**Written instruction**
Write out each of the entries below word for word, leaving out the pictures.

━━━━━ Exercise data ━━━━━

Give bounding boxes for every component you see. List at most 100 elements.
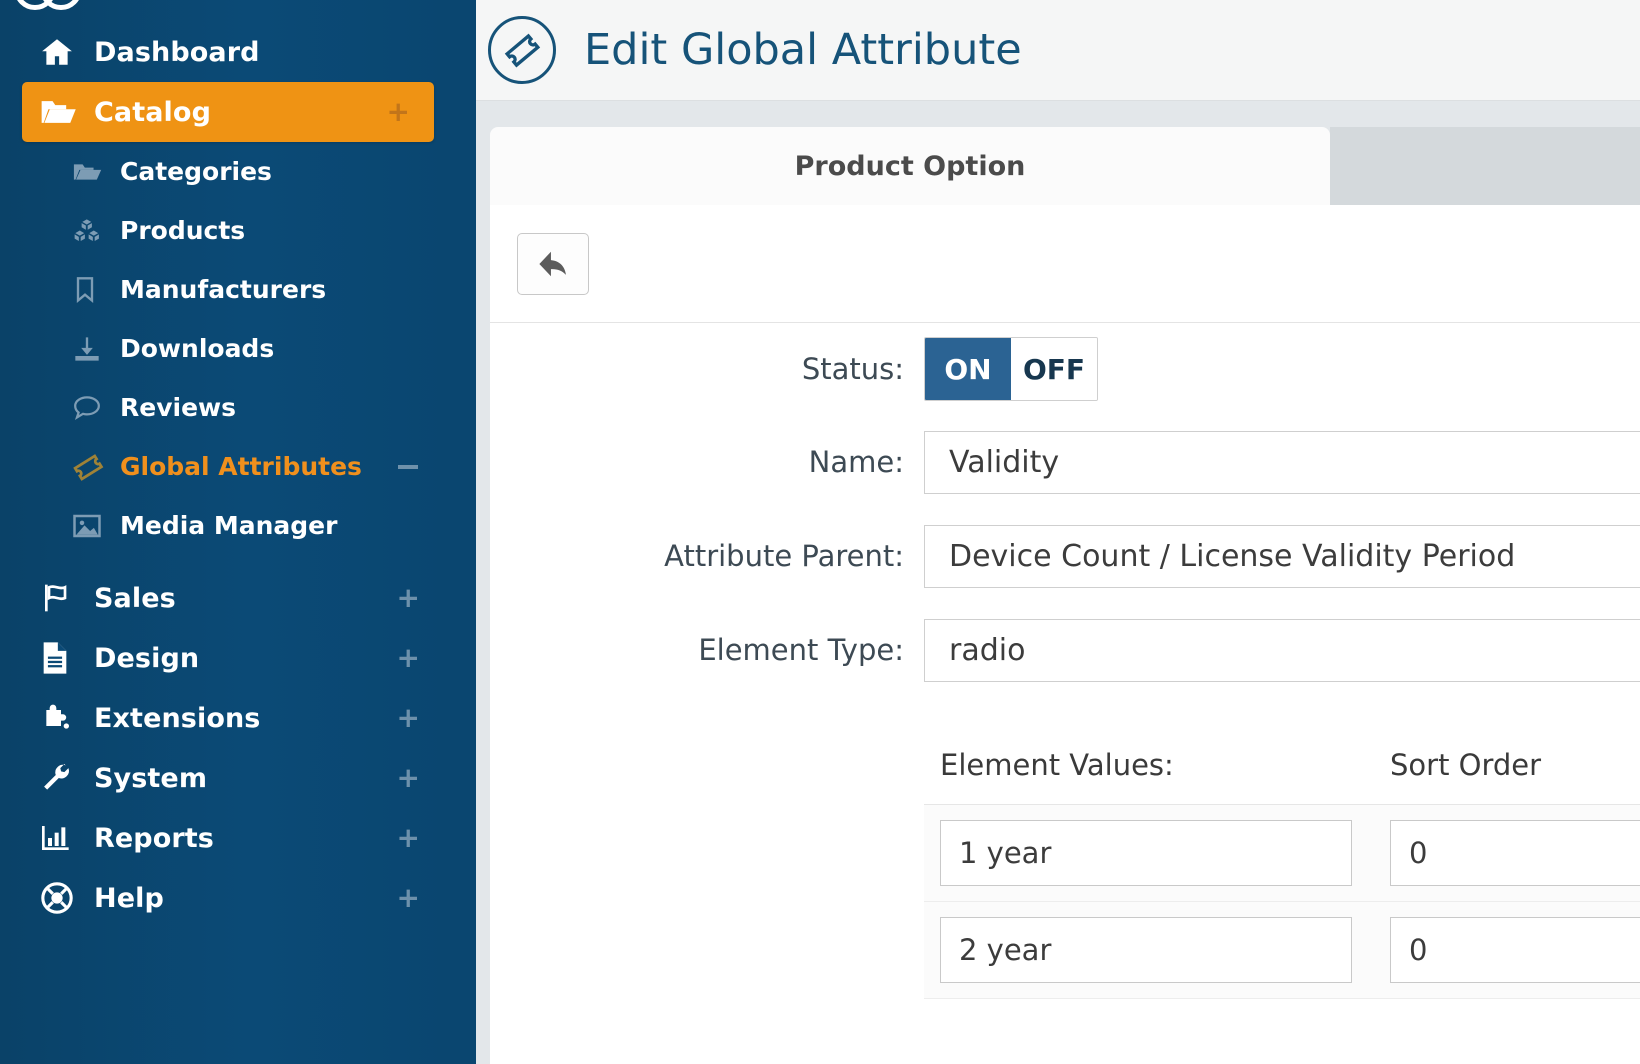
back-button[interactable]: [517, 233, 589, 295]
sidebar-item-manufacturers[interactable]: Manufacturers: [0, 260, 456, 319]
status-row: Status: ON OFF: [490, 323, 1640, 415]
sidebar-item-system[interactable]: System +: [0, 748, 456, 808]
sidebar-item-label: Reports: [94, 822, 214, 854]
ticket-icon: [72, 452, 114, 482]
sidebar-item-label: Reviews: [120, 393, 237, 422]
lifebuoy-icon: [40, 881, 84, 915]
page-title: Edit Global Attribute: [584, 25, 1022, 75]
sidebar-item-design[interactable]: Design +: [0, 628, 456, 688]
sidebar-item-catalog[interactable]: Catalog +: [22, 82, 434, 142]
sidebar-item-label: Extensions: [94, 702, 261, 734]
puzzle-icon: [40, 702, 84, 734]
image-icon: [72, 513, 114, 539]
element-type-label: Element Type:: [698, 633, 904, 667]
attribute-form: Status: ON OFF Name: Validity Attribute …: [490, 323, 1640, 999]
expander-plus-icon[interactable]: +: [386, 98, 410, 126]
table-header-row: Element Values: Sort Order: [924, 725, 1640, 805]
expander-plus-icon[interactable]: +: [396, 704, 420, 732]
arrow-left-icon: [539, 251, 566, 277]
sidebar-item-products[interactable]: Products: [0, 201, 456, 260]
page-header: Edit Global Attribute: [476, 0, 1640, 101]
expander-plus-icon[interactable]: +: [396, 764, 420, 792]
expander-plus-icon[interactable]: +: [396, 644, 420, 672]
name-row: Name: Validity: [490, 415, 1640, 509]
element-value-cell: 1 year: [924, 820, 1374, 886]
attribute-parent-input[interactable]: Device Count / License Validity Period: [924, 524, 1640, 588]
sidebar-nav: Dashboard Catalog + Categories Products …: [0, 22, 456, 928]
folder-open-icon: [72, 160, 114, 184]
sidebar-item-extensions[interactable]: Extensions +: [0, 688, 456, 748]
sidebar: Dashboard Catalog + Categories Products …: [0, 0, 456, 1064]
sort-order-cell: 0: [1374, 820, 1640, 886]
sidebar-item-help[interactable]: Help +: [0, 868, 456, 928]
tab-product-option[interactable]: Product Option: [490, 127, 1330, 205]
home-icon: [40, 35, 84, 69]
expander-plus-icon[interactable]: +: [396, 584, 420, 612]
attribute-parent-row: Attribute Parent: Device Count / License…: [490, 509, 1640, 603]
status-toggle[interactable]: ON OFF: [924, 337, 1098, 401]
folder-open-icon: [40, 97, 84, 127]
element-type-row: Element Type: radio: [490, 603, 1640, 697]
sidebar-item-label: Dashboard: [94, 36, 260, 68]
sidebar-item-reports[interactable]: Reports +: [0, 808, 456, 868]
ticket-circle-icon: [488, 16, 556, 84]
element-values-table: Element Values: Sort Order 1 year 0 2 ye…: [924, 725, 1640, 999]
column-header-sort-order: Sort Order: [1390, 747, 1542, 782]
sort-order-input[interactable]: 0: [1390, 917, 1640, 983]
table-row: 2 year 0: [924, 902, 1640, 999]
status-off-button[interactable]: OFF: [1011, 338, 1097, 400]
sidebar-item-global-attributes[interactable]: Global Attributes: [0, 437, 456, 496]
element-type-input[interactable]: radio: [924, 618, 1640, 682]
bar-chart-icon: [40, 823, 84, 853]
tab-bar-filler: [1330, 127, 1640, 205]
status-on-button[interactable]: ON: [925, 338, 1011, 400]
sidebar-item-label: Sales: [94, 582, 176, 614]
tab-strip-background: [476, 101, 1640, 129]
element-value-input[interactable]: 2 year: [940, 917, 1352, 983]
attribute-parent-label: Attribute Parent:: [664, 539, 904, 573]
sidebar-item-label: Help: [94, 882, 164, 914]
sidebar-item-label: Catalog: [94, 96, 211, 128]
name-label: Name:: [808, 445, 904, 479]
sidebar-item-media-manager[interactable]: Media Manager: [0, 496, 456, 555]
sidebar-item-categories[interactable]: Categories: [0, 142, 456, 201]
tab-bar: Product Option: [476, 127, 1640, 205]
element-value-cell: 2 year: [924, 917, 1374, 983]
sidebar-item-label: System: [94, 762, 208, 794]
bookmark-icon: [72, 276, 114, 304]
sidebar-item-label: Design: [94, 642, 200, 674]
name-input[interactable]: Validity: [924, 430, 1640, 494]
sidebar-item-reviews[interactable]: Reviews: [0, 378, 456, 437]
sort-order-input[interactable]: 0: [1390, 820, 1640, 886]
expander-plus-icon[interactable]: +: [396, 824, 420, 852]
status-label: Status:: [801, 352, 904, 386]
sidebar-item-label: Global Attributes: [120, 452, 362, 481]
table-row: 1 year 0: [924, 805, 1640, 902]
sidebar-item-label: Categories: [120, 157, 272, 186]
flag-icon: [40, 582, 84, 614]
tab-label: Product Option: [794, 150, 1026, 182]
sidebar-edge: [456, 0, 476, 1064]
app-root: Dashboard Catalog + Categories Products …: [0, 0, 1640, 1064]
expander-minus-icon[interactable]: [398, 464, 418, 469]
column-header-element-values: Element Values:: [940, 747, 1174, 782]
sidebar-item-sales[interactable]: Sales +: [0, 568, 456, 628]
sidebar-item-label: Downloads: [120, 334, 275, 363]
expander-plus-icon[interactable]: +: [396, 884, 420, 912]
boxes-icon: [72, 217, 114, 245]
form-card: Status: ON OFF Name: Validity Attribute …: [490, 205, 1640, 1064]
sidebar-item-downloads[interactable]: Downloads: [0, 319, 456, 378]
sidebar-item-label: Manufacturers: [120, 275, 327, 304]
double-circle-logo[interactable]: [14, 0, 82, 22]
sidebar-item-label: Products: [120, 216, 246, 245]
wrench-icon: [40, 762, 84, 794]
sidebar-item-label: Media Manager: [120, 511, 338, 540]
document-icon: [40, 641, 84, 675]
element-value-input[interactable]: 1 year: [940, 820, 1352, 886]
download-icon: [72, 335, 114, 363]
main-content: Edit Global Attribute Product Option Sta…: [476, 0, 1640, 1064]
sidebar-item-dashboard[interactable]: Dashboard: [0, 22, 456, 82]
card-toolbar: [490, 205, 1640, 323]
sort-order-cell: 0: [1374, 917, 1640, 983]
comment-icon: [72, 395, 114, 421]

━━━━━

**Response to the exercise**
Give bounding boxes for every component you see. List at most 100 elements.
back-button[interactable]: [517, 233, 589, 295]
sidebar-item-manufacturers[interactable]: Manufacturers: [0, 260, 456, 319]
status-row: Status: ON OFF: [490, 323, 1640, 415]
sidebar-item-system[interactable]: System +: [0, 748, 456, 808]
sidebar-item-label: Reports: [94, 822, 214, 854]
ticket-icon: [72, 452, 114, 482]
sidebar-item-label: Reviews: [120, 393, 237, 422]
lifebuoy-icon: [40, 881, 84, 915]
page-title: Edit Global Attribute: [584, 25, 1022, 75]
sidebar-item-design[interactable]: Design +: [0, 628, 456, 688]
sidebar-item-catalog[interactable]: Catalog +: [22, 82, 434, 142]
sidebar-item-label: Extensions: [94, 702, 261, 734]
puzzle-icon: [40, 702, 84, 734]
image-icon: [72, 513, 114, 539]
element-type-label: Element Type:: [698, 633, 904, 667]
attribute-form: Status: ON OFF Name: Validity Attribute …: [490, 323, 1640, 999]
expander-plus-icon[interactable]: +: [386, 98, 410, 126]
table-header-row: Element Values: Sort Order: [924, 725, 1640, 805]
expander-plus-icon[interactable]: +: [396, 704, 420, 732]
arrow-left-icon: [539, 251, 566, 277]
sidebar-item-products[interactable]: Products: [0, 201, 456, 260]
page-header: Edit Global Attribute: [476, 0, 1640, 101]
expander-plus-icon[interactable]: +: [396, 764, 420, 792]
expander-plus-icon[interactable]: +: [396, 644, 420, 672]
name-row: Name: Validity: [490, 415, 1640, 509]
element-value-cell: 1 year: [924, 820, 1374, 886]
attribute-parent-input[interactable]: Device Count / License Validity Period: [924, 524, 1640, 588]
sidebar-nav: Dashboard Catalog + Categories Products …: [0, 22, 456, 928]
folder-open-icon: [72, 160, 114, 184]
sidebar-item-extensions[interactable]: Extensions +: [0, 688, 456, 748]
sidebar: Dashboard Catalog + Categories Products …: [0, 0, 456, 1064]
sort-order-cell: 0: [1374, 820, 1640, 886]
sidebar-item-help[interactable]: Help +: [0, 868, 456, 928]
tab-product-option[interactable]: Product Option: [490, 127, 1330, 205]
home-icon: [40, 35, 84, 69]
expander-plus-icon[interactable]: +: [396, 584, 420, 612]
attribute-parent-row: Attribute Parent: Device Count / License…: [490, 509, 1640, 603]
status-toggle[interactable]: ON OFF: [924, 337, 1098, 401]
folder-open-icon: [40, 97, 84, 127]
element-type-row: Element Type: radio: [490, 603, 1640, 697]
sidebar-item-label: Dashboard: [94, 36, 260, 68]
sidebar-item-reports[interactable]: Reports +: [0, 808, 456, 868]
ticket-circle-icon: [488, 16, 556, 84]
element-values-table: Element Values: Sort Order 1 year 0 2 ye…: [924, 725, 1640, 999]
column-header-sort-order: Sort Order: [1390, 747, 1542, 782]
sort-order-input[interactable]: 0: [1390, 917, 1640, 983]
table-row: 2 year 0: [924, 902, 1640, 999]
status-off-button[interactable]: OFF: [1011, 338, 1097, 400]
sidebar-item-global-attributes[interactable]: Global Attributes: [0, 437, 456, 496]
element-type-input[interactable]: radio: [924, 618, 1640, 682]
bar-chart-icon: [40, 823, 84, 853]
tab-bar-filler: [1330, 127, 1640, 205]
status-on-button[interactable]: ON: [925, 338, 1011, 400]
sidebar-item-label: Sales: [94, 582, 176, 614]
tab-strip-background: [476, 101, 1640, 129]
element-value-input[interactable]: 2 year: [940, 917, 1352, 983]
attribute-parent-label: Attribute Parent:: [664, 539, 904, 573]
sidebar-item-label: Help: [94, 882, 164, 914]
sidebar-item-label: Catalog: [94, 96, 211, 128]
name-label: Name:: [808, 445, 904, 479]
sidebar-item-media-manager[interactable]: Media Manager: [0, 496, 456, 555]
sidebar-item-categories[interactable]: Categories: [0, 142, 456, 201]
tab-bar: Product Option: [476, 127, 1640, 205]
element-value-cell: 2 year: [924, 917, 1374, 983]
sidebar-item-label: System: [94, 762, 208, 794]
bookmark-icon: [72, 276, 114, 304]
sidebar-item-label: Design: [94, 642, 200, 674]
name-input[interactable]: Validity: [924, 430, 1640, 494]
sidebar-item-reviews[interactable]: Reviews: [0, 378, 456, 437]
sort-order-input[interactable]: 0: [1390, 820, 1640, 886]
expander-plus-icon[interactable]: +: [396, 824, 420, 852]
status-label: Status:: [801, 352, 904, 386]
sidebar-item-label: Global Attributes: [120, 452, 362, 481]
table-row: 1 year 0: [924, 805, 1640, 902]
sidebar-item-label: Categories: [120, 157, 272, 186]
flag-icon: [40, 582, 84, 614]
tab-label: Product Option: [794, 150, 1026, 182]
sidebar-edge: [456, 0, 476, 1064]
app-root: Dashboard Catalog + Categories Products …: [0, 0, 1640, 1064]
expander-minus-icon[interactable]: [398, 464, 418, 469]
column-header-element-values: Element Values:: [940, 747, 1174, 782]
sidebar-item-sales[interactable]: Sales +: [0, 568, 456, 628]
sidebar-item-label: Downloads: [120, 334, 275, 363]
expander-plus-icon[interactable]: +: [396, 884, 420, 912]
boxes-icon: [72, 217, 114, 245]
form-card: Status: ON OFF Name: Validity Attribute …: [490, 205, 1640, 1064]
sidebar-item-downloads[interactable]: Downloads: [0, 319, 456, 378]
sidebar-item-label: Manufacturers: [120, 275, 327, 304]
double-circle-logo[interactable]: [14, 0, 82, 22]
sidebar-item-label: Products: [120, 216, 246, 245]
wrench-icon: [40, 762, 84, 794]
sidebar-item-label: Media Manager: [120, 511, 338, 540]
document-icon: [40, 641, 84, 675]
element-value-input[interactable]: 1 year: [940, 820, 1352, 886]
download-icon: [72, 335, 114, 363]
main-content: Edit Global Attribute Product Option Sta…: [476, 0, 1640, 1064]
sidebar-item-dashboard[interactable]: Dashboard: [0, 22, 456, 82]
card-toolbar: [490, 205, 1640, 323]
sort-order-cell: 0: [1374, 917, 1640, 983]
comment-icon: [72, 395, 114, 421]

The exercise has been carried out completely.